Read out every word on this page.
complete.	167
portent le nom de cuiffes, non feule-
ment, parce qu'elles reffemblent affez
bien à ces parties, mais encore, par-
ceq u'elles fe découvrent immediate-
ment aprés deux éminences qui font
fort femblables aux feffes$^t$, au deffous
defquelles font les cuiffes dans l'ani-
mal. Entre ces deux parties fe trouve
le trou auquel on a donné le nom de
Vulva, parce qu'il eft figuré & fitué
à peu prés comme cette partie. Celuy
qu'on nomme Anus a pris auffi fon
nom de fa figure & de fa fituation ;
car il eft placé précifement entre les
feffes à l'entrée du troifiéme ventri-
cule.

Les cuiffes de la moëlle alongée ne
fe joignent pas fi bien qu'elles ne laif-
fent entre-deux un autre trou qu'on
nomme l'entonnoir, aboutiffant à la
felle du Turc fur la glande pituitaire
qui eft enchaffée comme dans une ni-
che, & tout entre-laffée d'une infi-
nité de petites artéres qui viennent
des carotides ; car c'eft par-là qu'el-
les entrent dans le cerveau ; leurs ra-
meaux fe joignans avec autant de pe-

* Required task *
Reproduce all of the entries word for word.

* The answer *
Read out every word on this page.
complete.	167
portent le nom de cuiffes, non feule-
ment, parce qu'elles reffemblent affez
bien à ces parties, mais encore, par-
ceq u'elles fe découvrent immediate-
ment aprés deux éminences qui font
fort femblables aux feffes$^t$, au deffous
defquelles font les cuiffes dans l'ani-
mal. Entre ces deux parties fe trouve
le trou auquel on a donné le nom de
Vulva, parce qu'il eft figuré & fitué
à peu prés comme cette partie. Celuy
qu'on nomme Anus a pris auffi fon
nom de fa figure & de fa fituation ;
car il eft placé précifement entre les
feffes à l'entrée du troifiéme ventri-
cule.

Les cuiffes de la moëlle alongée ne
fe joignent pas fi bien qu'elles ne laif-
fent entre-deux un autre trou qu'on
nomme l'entonnoir, aboutiffant à la
felle du Turc fur la glande pituitaire
qui eft enchaffée comme dans une ni-
che, & tout entre-laffée d'une infi-
nité de petites artéres qui viennent
des carotides ; car c'eft par-là qu'el-
les entrent dans le cerveau ; leurs ra-
meaux fe joignans avec autant de pe-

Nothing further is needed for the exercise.